* PROBLEM REQUIREMENTS
Select, from the material below, each line with "récits" in it.

* RECORD EXTRACTS
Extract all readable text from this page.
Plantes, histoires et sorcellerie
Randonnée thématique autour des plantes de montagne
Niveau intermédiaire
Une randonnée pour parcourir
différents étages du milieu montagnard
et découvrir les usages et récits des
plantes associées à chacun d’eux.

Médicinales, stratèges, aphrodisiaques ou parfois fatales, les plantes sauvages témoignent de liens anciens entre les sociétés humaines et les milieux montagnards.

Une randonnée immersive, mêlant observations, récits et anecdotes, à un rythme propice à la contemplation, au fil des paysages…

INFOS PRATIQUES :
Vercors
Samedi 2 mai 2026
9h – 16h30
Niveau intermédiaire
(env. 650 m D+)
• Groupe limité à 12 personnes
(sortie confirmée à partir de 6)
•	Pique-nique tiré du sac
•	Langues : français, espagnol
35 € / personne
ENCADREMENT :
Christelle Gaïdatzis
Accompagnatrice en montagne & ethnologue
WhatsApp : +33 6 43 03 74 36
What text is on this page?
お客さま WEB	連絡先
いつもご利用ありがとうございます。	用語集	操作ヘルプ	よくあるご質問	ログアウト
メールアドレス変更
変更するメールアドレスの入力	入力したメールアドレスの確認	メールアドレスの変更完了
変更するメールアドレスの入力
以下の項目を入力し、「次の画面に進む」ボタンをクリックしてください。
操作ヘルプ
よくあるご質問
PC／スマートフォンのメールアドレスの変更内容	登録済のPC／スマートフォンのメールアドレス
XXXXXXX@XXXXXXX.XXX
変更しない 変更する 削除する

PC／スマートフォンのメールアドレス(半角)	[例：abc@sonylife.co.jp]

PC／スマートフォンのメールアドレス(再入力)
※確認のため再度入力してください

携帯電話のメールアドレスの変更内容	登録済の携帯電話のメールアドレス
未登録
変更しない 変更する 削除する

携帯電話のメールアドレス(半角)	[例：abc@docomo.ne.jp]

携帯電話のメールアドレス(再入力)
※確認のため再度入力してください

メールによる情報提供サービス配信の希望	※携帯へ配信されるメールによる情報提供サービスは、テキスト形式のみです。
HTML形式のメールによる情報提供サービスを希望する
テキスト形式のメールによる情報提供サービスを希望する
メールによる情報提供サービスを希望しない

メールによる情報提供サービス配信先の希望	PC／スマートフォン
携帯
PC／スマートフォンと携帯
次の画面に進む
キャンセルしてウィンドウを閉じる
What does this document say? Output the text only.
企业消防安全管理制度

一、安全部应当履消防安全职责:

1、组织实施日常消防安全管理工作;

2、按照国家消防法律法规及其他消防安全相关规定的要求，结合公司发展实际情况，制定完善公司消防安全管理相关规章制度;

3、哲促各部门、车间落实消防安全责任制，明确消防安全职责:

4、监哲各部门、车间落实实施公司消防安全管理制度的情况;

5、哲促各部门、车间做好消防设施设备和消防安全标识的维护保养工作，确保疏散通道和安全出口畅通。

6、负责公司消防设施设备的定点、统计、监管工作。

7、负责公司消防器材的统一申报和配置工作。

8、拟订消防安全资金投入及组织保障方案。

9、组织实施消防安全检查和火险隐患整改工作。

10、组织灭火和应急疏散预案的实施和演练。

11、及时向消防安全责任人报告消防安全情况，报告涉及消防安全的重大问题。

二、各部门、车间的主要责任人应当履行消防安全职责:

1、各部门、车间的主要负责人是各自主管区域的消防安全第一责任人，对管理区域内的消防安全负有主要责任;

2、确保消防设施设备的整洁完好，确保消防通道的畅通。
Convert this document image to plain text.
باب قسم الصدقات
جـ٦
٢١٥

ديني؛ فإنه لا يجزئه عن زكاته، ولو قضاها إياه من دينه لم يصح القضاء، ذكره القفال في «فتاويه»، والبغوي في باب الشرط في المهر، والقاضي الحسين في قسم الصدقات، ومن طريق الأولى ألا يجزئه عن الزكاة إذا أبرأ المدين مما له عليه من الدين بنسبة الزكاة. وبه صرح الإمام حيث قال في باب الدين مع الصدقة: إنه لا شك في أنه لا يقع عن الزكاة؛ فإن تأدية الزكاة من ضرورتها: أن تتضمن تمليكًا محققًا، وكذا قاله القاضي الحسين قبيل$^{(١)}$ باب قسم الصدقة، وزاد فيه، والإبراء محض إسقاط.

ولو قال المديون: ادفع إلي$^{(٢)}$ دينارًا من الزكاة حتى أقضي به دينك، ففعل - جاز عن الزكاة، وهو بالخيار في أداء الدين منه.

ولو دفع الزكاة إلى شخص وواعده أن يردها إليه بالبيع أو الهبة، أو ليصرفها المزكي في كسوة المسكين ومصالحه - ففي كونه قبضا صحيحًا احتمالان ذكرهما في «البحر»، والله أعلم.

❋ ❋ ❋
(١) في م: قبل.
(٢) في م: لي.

* FINISHED TASK
et découvrir les usages et récits des
Une randonnée immersive, mêlant observations, récits et anecdotes, à un rythme propice à la contemplation, au fil des paysages…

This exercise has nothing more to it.